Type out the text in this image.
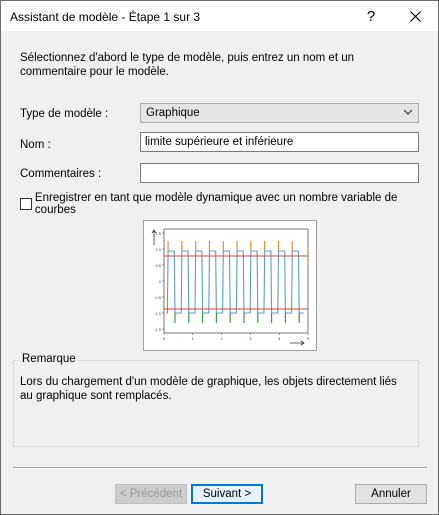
Assistant de modèle - Étape 1 sur 3	?
Sélectionnez d'abord le type de modèle, puis entrez un nom et un commentaire pour le modèle.
Type de modèle :	Graphique
Nom :
limite supérieure et inférieure
Commentaires :
Enregistrer en tant que modèle dynamique avec un nombre variable de courbes
1.5
1.0
0.5
0
-0.5
-1.0
-1.5
0	1	2	3	4	5
Remarque
Lors du chargement d'un modèle de graphique, les objets directement liés au graphique sont remplacés.
< Précédent	Suivant >	Annuler
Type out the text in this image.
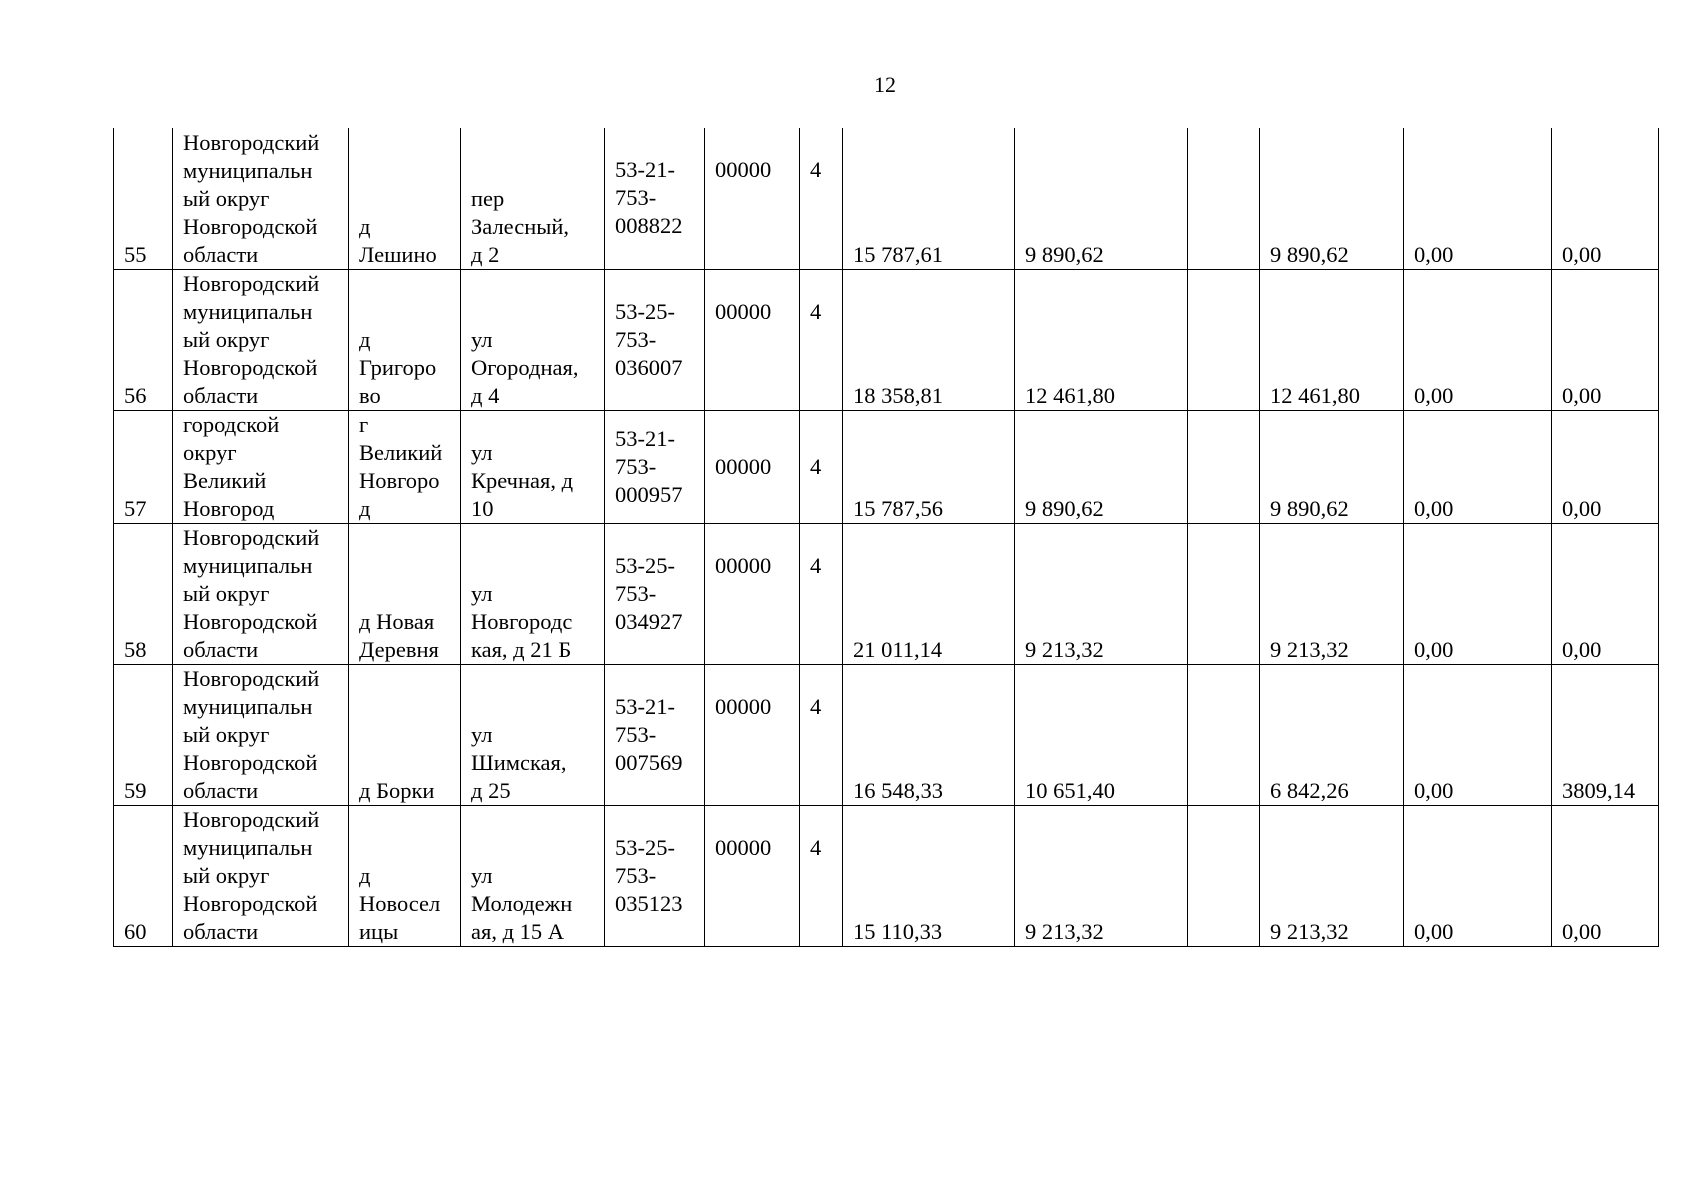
12
55	Новгородский
муниципальн
ый округ
Новгородской
области	д
Лешино	пер
Залесный,
д 2	53-21-
753-
008822	00000	4	15 787,61	9 890,62		9 890,62	0,00	0,00
56	Новгородский
муниципальн
ый округ
Новгородской
области	д
Григоро
во	ул
Огородная,
д 4	53-25-
753-
036007	00000	4	18 358,81	12 461,80		12 461,80	0,00	0,00
57	городской
округ
Великий
Новгород	г
Великий
Новгоро
д	ул
Кречная, д
10	53-21-
753-
000957	00000	4	15 787,56	9 890,62		9 890,62	0,00	0,00
58	Новгородский
муниципальн
ый округ
Новгородской
области	д Новая
Деревня	ул
Новгородс
кая, д 21 Б	53-25-
753-
034927	00000	4	21 011,14	9 213,32		9 213,32	0,00	0,00
59	Новгородский
муниципальн
ый округ
Новгородской
области	д Борки	ул
Шимская,
д 25	53-21-
753-
007569	00000	4	16 548,33	10 651,40		6 842,26	0,00	3809,14
60	Новгородский
муниципальн
ый округ
Новгородской
области	д
Новосел
ицы	ул
Молодежн
ая, д 15 А	53-25-
753-
035123	00000	4	15 110,33	9 213,32		9 213,32	0,00	0,00
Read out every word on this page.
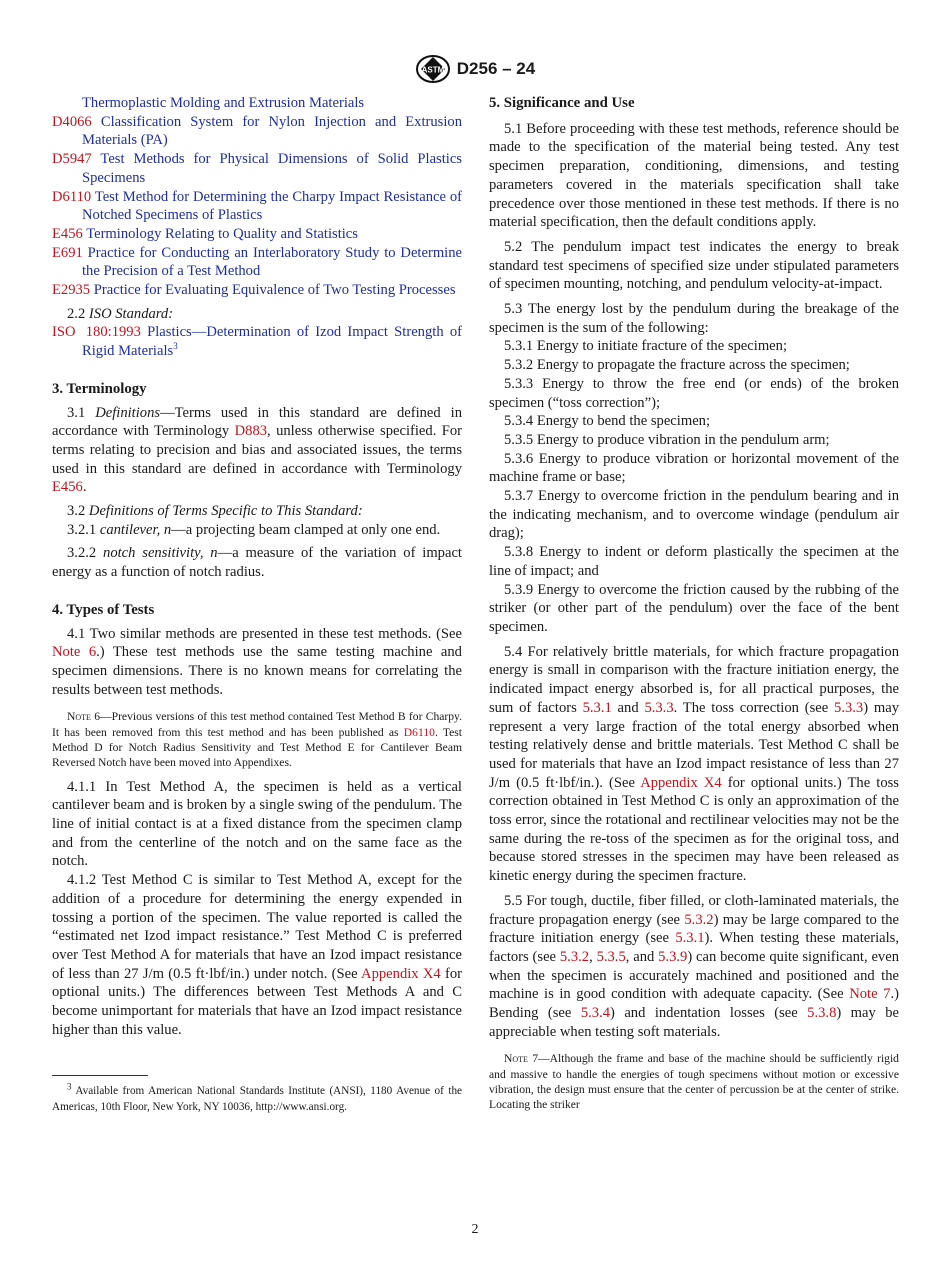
ASTM D256 – 24
Thermoplastic Molding and Extrusion Materials
D4066 Classification System for Nylon Injection and Extrusion Materials (PA)
D5947 Test Methods for Physical Dimensions of Solid Plastics Specimens
D6110 Test Method for Determining the Charpy Impact Resistance of Notched Specimens of Plastics
E456 Terminology Relating to Quality and Statistics
E691 Practice for Conducting an Interlaboratory Study to Determine the Precision of a Test Method
E2935 Practice for Evaluating Equivalence of Two Testing Processes

2.2 ISO Standard:

ISO 180:1993 Plastics—Determination of Izod Impact Strength of Rigid Materials$^3$
3. Terminology

3.1 Definitions—Terms used in this standard are defined in accordance with Terminology D883, unless otherwise specified. For terms relating to precision and bias and associated issues, the terms used in this standard are defined in accordance with Terminology E456.

3.2 Definitions of Terms Specific to This Standard:

3.2.1 cantilever, n—a projecting beam clamped at only one end.

3.2.2 notch sensitivity, n—a measure of the variation of impact energy as a function of notch radius.

4. Types of Tests

4.1 Two similar methods are presented in these test methods. (See Note 6.) These test methods use the same testing machine and specimen dimensions. There is no known means for correlating the results between test methods.

Note 6—Previous versions of this test method contained Test Method B for Charpy. It has been removed from this test method and has been published as D6110. Test Method D for Notch Radius Sensitivity and Test Method E for Cantilever Beam Reversed Notch have been moved into Appendixes.

4.1.1 In Test Method A, the specimen is held as a vertical cantilever beam and is broken by a single swing of the pendulum. The line of initial contact is at a fixed distance from the specimen clamp and from the centerline of the notch and on the same face as the notch.

4.1.2 Test Method C is similar to Test Method A, except for the addition of a procedure for determining the energy expended in tossing a portion of the specimen. The value reported is called the “estimated net Izod impact resistance.” Test Method C is preferred over Test Method A for materials that have an Izod impact resistance of less than 27 J/m (0.5 ft·lbf/in.) under notch. (See Appendix X4 for optional units.) The differences between Test Methods A and C become unimportant for materials that have an Izod impact resistance higher than this value.

$^3$ Available from American National Standards Institute (ANSI), 1180 Avenue of the Americas, 10th Floor, New York, NY 10036, http://www.ansi.org.

5. Significance and Use

5.1 Before proceeding with these test methods, reference should be made to the specification of the material being tested. Any test specimen preparation, conditioning, dimensions, and testing parameters covered in the materials specification shall take precedence over those mentioned in these test methods. If there is no material specification, then the default conditions apply.

5.2 The pendulum impact test indicates the energy to break standard test specimens of specified size under stipulated parameters of specimen mounting, notching, and pendulum velocity-at-impact.

5.3 The energy lost by the pendulum during the breakage of the specimen is the sum of the following:

5.3.1 Energy to initiate fracture of the specimen;

5.3.2 Energy to propagate the fracture across the specimen;

5.3.3 Energy to throw the free end (or ends) of the broken specimen (“toss correction”);

5.3.4 Energy to bend the specimen;

5.3.5 Energy to produce vibration in the pendulum arm;

5.3.6 Energy to produce vibration or horizontal movement of the machine frame or base;

5.3.7 Energy to overcome friction in the pendulum bearing and in the indicating mechanism, and to overcome windage (pendulum air drag);

5.3.8 Energy to indent or deform plastically the specimen at the line of impact; and

5.3.9 Energy to overcome the friction caused by the rubbing of the striker (or other part of the pendulum) over the face of the bent specimen.

5.4 For relatively brittle materials, for which fracture propagation energy is small in comparison with the fracture initiation energy, the indicated impact energy absorbed is, for all practical purposes, the sum of factors 5.3.1 and 5.3.3. The toss correction (see 5.3.3) may represent a very large fraction of the total energy absorbed when testing relatively dense and brittle materials. Test Method C shall be used for materials that have an Izod impact resistance of less than 27 J/m (0.5 ft·lbf/in.). (See Appendix X4 for optional units.) The toss correction obtained in Test Method C is only an approximation of the toss error, since the rotational and rectilinear velocities may not be the same during the re-toss of the specimen as for the original toss, and because stored stresses in the specimen may have been released as kinetic energy during the specimen fracture.

5.5 For tough, ductile, fiber filled, or cloth-laminated materials, the fracture propagation energy (see 5.3.2) may be large compared to the fracture initiation energy (see 5.3.1). When testing these materials, factors (see 5.3.2, 5.3.5, and 5.3.9) can become quite significant, even when the specimen is accurately machined and positioned and the machine is in good condition with adequate capacity. (See Note 7.) Bending (see 5.3.4) and indentation losses (see 5.3.8) may be appreciable when testing soft materials.

Note 7—Although the frame and base of the machine should be sufficiently rigid and massive to handle the energies of tough specimens without motion or excessive vibration, the design must ensure that the center of percussion be at the center of strike. Locating the striker

2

::::

Copy each line of the data above that holds "from".

Note 6—Previous versions of this test method contained Test Method B for Charpy. It has been removed from this test method and has been published as D6110. Test Method D for Notch Radius Sensitivity and Test Method E for Cantilever Beam Reversed Notch have been moved into Appendixes.
4.1.1 In Test Method A, the specimen is held as a vertical cantilever beam and is broken by a single swing of the pendulum. The line of initial contact is at a fixed distance from the specimen clamp and from the centerline of the notch and on the same face as the notch.
$^3$ Available from American National Standards Institute (ANSI), 1180 Avenue of the Americas, 10th Floor, New York, NY 10036, http://www.ansi.org.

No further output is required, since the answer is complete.